— EXERCISE PROMPT —
Print the whole listing exactly.

— DATASET CONTENT —
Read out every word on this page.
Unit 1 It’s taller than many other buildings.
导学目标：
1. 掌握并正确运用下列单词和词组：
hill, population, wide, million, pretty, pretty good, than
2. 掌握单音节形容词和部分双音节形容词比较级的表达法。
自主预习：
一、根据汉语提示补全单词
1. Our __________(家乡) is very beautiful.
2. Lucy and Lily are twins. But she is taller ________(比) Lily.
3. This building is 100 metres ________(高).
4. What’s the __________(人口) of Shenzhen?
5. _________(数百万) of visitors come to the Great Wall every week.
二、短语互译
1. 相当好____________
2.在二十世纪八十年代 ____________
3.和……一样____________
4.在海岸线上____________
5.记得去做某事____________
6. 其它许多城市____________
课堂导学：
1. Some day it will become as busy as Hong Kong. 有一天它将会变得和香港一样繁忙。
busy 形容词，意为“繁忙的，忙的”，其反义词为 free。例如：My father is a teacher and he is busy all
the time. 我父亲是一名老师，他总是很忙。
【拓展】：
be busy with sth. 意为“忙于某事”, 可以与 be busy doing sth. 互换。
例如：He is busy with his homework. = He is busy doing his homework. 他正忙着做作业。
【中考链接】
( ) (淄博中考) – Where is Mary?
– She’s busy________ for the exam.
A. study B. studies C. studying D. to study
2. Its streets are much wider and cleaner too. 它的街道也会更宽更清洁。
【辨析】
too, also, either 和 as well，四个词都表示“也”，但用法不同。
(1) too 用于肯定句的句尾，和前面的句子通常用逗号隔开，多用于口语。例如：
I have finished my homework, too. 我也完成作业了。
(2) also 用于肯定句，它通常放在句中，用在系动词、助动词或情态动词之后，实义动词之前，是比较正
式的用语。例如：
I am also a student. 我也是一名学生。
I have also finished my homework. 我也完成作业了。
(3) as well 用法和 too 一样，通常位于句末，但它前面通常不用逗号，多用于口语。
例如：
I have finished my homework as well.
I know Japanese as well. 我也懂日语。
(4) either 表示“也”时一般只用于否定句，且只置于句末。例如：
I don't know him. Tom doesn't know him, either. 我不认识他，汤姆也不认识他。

— RESPONSE TO THE TASK —
Read out every word on this page.
Unit 1 It’s taller than many other buildings.
导学目标：
1. 掌握并正确运用下列单词和词组：
hill, population, wide, million, pretty, pretty good, than
2. 掌握单音节形容词和部分双音节形容词比较级的表达法。
自主预习：
一、根据汉语提示补全单词
1. Our __________(家乡) is very beautiful.
2. Lucy and Lily are twins. But she is taller ________(比) Lily.
3. This building is 100 metres ________(高).
4. What’s the __________(人口) of Shenzhen?
5. _________(数百万) of visitors come to the Great Wall every week.
二、短语互译
1. 相当好____________
2.在二十世纪八十年代 ____________
3.和……一样____________
4.在海岸线上____________
5.记得去做某事____________
6. 其它许多城市____________
课堂导学：
1. Some day it will become as busy as Hong Kong. 有一天它将会变得和香港一样繁忙。
busy 形容词，意为“繁忙的，忙的”，其反义词为 free。例如：My father is a teacher and he is busy all
the time. 我父亲是一名老师，他总是很忙。
【拓展】：
be busy with sth. 意为“忙于某事”, 可以与 be busy doing sth. 互换。
例如：He is busy with his homework. = He is busy doing his homework. 他正忙着做作业。
【中考链接】
( ) (淄博中考) – Where is Mary?
– She’s busy________ for the exam.
A. study B. studies C. studying D. to study
2. Its streets are much wider and cleaner too. 它的街道也会更宽更清洁。
【辨析】
too, also, either 和 as well，四个词都表示“也”，但用法不同。
(1) too 用于肯定句的句尾，和前面的句子通常用逗号隔开，多用于口语。例如：
I have finished my homework, too. 我也完成作业了。
(2) also 用于肯定句，它通常放在句中，用在系动词、助动词或情态动词之后，实义动词之前，是比较正
式的用语。例如：
I am also a student. 我也是一名学生。
I have also finished my homework. 我也完成作业了。
(3) as well 用法和 too 一样，通常位于句末，但它前面通常不用逗号，多用于口语。
例如：
I have finished my homework as well.
I know Japanese as well. 我也懂日语。
(4) either 表示“也”时一般只用于否定句，且只置于句末。例如：
I don't know him. Tom doesn't know him, either. 我不认识他，汤姆也不认识他。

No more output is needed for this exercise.